> _STATED TASK_
Check every line below for the string "ASSESSMENT", and copy the lines that contain it.

> _PROVIDED DATA_
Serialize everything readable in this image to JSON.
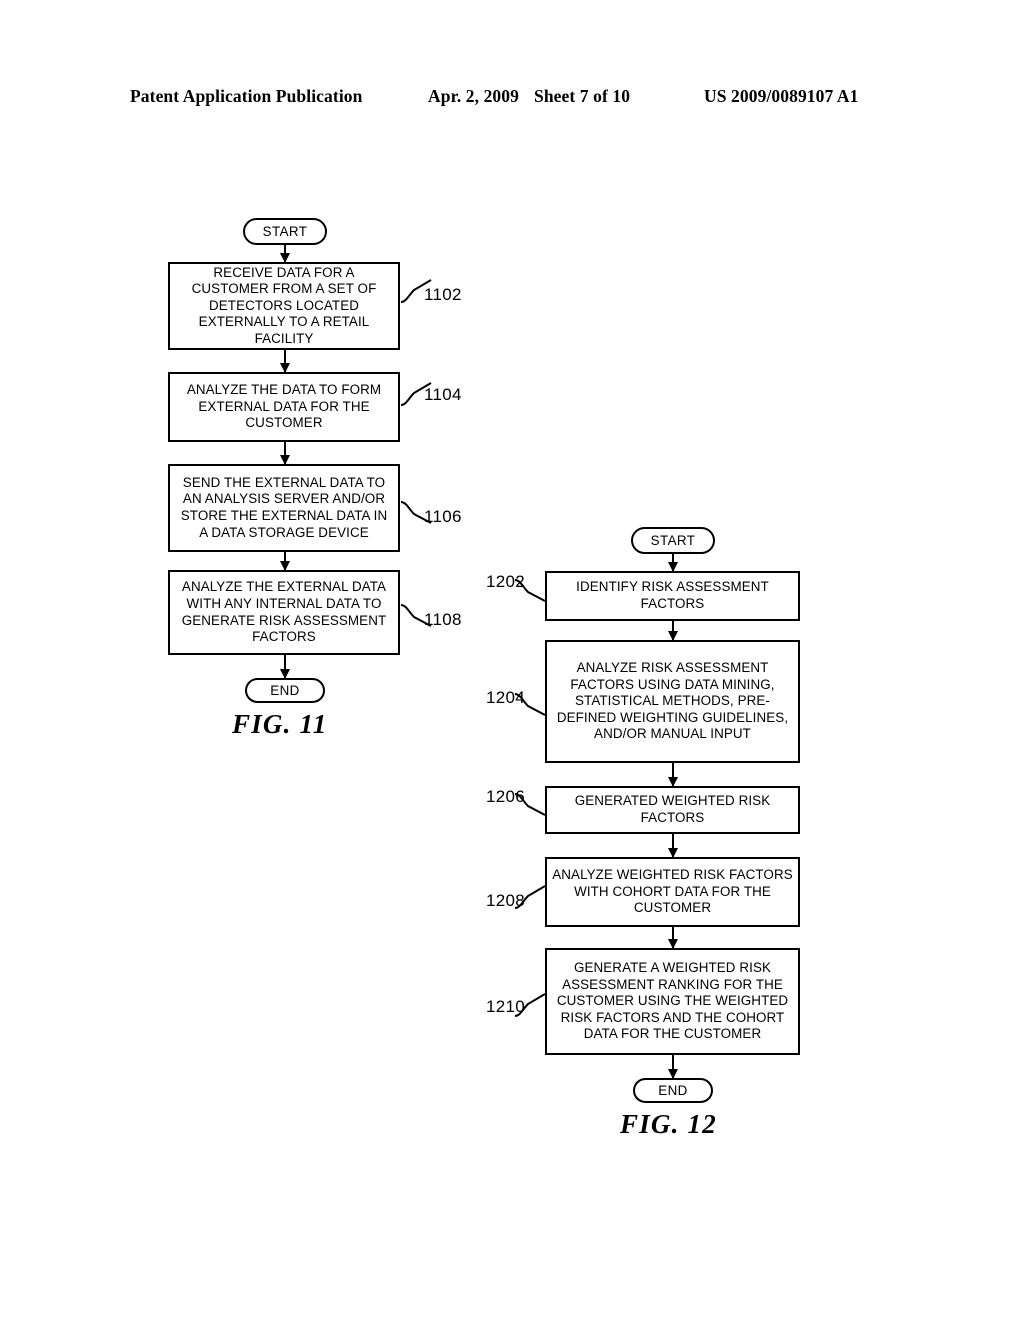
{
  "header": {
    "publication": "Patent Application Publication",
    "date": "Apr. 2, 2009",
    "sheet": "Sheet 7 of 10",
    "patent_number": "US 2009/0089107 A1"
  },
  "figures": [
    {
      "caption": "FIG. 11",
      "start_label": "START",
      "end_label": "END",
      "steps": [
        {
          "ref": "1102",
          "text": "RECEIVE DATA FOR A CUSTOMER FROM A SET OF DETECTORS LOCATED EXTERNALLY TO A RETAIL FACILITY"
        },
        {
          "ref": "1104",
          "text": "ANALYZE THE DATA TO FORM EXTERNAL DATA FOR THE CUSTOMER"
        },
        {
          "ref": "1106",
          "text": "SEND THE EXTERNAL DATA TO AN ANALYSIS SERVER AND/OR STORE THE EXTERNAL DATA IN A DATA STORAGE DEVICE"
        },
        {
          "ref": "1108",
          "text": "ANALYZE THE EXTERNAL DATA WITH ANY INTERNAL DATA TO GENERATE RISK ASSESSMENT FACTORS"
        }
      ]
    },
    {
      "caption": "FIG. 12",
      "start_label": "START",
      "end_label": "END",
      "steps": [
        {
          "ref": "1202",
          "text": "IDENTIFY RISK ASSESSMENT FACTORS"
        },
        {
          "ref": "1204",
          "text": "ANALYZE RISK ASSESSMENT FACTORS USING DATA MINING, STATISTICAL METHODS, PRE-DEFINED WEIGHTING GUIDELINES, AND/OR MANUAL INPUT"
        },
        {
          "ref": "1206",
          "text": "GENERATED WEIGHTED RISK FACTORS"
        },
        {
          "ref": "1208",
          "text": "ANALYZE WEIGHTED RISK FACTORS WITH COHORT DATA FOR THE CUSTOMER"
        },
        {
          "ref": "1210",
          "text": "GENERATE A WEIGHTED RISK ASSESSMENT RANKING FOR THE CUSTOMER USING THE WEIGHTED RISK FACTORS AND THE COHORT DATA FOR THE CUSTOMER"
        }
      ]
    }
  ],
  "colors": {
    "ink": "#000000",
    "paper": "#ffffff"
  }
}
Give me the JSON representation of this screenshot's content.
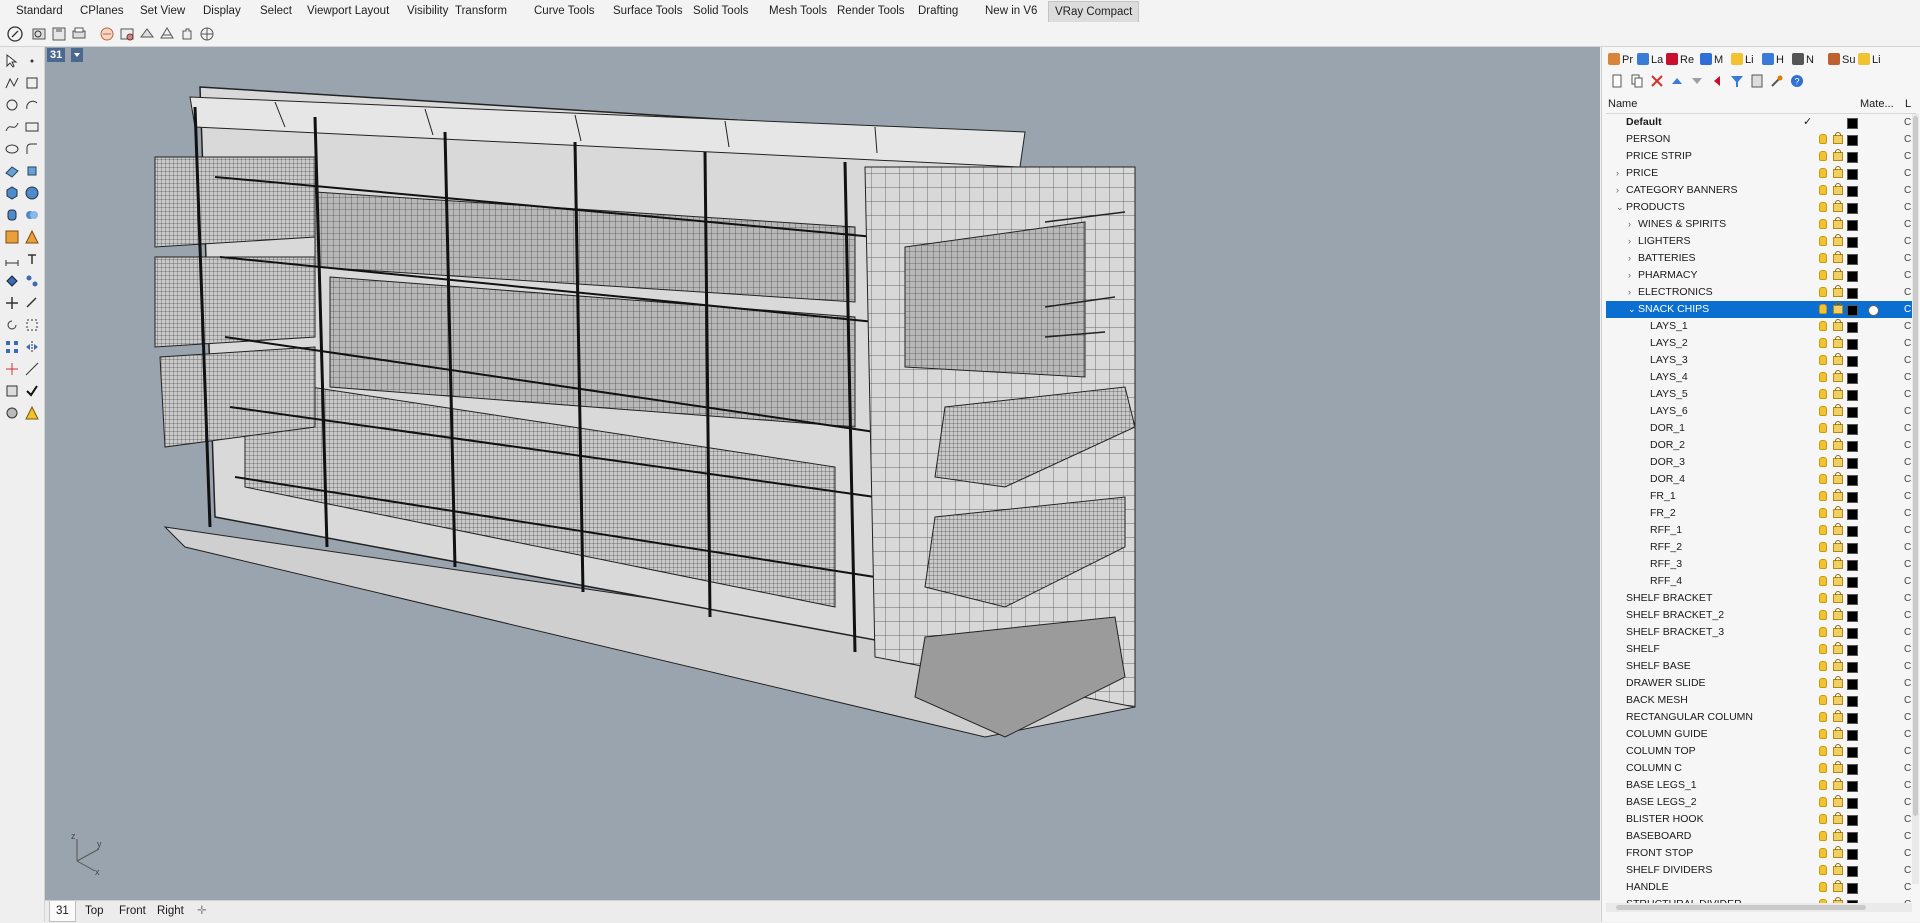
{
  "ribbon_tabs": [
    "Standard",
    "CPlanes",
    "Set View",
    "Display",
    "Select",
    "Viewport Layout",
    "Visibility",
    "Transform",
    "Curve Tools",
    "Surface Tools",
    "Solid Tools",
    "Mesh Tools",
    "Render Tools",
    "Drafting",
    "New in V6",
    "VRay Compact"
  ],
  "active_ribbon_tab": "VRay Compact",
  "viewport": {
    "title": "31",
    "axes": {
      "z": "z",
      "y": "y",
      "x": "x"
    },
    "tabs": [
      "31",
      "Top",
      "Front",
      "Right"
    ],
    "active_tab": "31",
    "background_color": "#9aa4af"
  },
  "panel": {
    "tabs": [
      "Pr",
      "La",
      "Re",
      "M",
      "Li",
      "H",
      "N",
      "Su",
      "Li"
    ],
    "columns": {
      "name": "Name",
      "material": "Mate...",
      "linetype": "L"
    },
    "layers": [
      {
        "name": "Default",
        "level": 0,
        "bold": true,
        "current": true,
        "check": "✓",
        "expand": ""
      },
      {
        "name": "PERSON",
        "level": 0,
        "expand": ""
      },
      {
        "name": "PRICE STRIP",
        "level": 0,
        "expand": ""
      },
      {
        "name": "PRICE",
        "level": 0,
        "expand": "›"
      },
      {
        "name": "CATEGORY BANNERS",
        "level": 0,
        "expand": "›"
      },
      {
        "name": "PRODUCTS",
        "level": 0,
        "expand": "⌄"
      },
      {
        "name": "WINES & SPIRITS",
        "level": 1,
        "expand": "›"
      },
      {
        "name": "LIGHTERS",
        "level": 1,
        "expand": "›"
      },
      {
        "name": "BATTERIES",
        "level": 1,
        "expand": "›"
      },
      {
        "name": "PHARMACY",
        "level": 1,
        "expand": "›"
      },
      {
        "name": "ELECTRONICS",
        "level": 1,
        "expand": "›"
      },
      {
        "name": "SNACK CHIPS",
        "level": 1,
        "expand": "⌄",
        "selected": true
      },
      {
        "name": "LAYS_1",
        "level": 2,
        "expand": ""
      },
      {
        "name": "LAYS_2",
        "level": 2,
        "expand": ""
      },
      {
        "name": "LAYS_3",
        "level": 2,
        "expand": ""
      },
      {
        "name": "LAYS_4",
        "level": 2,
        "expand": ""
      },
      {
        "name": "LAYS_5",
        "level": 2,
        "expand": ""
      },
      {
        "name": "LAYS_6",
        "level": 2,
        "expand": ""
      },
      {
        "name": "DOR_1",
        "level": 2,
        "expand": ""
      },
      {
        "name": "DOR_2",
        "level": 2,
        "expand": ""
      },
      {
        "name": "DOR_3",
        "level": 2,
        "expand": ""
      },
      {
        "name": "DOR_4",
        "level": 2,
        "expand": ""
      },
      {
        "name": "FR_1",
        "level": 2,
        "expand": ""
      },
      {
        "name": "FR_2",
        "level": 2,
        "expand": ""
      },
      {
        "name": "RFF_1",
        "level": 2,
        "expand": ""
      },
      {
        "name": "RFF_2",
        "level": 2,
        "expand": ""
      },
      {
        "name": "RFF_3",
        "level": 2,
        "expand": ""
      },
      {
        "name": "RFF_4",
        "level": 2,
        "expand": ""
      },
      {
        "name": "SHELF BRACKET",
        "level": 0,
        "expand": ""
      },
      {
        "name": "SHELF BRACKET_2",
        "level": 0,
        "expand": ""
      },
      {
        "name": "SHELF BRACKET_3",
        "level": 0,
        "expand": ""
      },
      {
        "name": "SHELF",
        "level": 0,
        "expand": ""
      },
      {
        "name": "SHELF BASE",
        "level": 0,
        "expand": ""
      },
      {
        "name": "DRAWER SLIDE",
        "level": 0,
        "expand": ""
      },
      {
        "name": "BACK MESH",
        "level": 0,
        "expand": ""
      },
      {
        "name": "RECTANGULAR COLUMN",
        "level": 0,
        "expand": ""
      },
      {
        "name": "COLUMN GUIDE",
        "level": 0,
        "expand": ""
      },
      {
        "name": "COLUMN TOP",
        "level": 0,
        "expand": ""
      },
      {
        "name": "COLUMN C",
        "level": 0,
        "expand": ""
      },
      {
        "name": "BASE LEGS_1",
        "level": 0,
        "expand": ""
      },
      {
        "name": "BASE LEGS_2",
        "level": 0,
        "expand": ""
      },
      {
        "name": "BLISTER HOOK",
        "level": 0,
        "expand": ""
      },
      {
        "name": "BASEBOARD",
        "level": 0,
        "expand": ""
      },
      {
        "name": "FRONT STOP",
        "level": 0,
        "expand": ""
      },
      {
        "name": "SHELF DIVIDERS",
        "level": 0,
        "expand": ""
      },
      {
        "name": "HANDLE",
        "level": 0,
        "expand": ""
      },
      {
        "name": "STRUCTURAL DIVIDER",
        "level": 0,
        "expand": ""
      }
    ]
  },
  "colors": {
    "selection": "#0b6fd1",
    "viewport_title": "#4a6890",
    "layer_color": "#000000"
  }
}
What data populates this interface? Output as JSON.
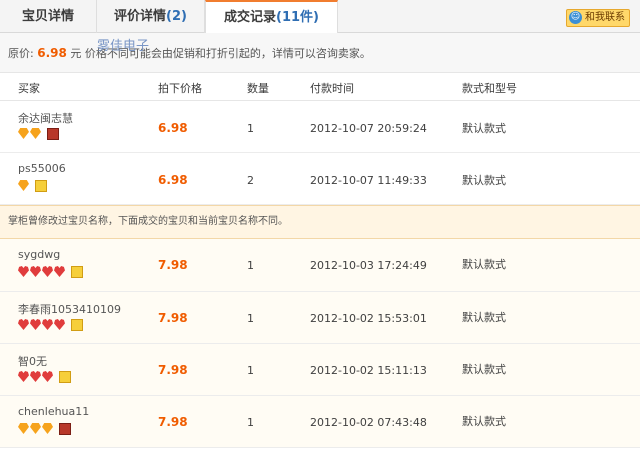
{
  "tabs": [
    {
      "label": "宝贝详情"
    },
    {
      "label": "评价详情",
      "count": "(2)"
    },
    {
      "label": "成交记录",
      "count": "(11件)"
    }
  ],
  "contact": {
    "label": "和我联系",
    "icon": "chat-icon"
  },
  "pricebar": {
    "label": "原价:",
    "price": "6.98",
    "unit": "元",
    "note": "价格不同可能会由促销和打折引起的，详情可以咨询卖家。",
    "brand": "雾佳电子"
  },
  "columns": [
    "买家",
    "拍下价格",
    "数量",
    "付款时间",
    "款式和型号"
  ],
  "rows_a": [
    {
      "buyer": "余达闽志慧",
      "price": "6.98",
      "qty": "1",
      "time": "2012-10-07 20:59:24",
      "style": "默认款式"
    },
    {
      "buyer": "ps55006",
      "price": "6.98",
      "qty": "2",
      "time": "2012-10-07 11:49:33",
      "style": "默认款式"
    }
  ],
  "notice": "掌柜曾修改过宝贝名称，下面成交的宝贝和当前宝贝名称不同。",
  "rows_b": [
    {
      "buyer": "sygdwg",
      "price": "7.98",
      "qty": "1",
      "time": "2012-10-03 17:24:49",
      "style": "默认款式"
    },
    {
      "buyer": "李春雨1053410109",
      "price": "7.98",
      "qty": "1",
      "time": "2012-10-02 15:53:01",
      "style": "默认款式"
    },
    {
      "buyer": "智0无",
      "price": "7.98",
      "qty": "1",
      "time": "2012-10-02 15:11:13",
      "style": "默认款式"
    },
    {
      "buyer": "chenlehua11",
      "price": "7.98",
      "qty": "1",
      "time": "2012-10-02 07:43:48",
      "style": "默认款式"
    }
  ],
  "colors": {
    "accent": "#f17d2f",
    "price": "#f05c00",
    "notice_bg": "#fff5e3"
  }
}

> _ANSWER BELOW_
          "text": "ANALYZE THE EXTERNAL DATA WITH ANY INTERNAL DATA TO GENERATE RISK ASSESSMENT FACTORS"
          "text": "IDENTIFY RISK ASSESSMENT FACTORS"
          "text": "ANALYZE RISK ASSESSMENT FACTORS USING DATA MINING, STATISTICAL METHODS, PRE-DEFINED WEIGHTING GUIDELINES, AND/OR MANUAL INPUT"
          "text": "GENERATE A WEIGHTED RISK ASSESSMENT RANKING FOR THE CUSTOMER USING THE WEIGHTED RISK FACTORS AND THE COHORT DATA FOR THE CUSTOMER"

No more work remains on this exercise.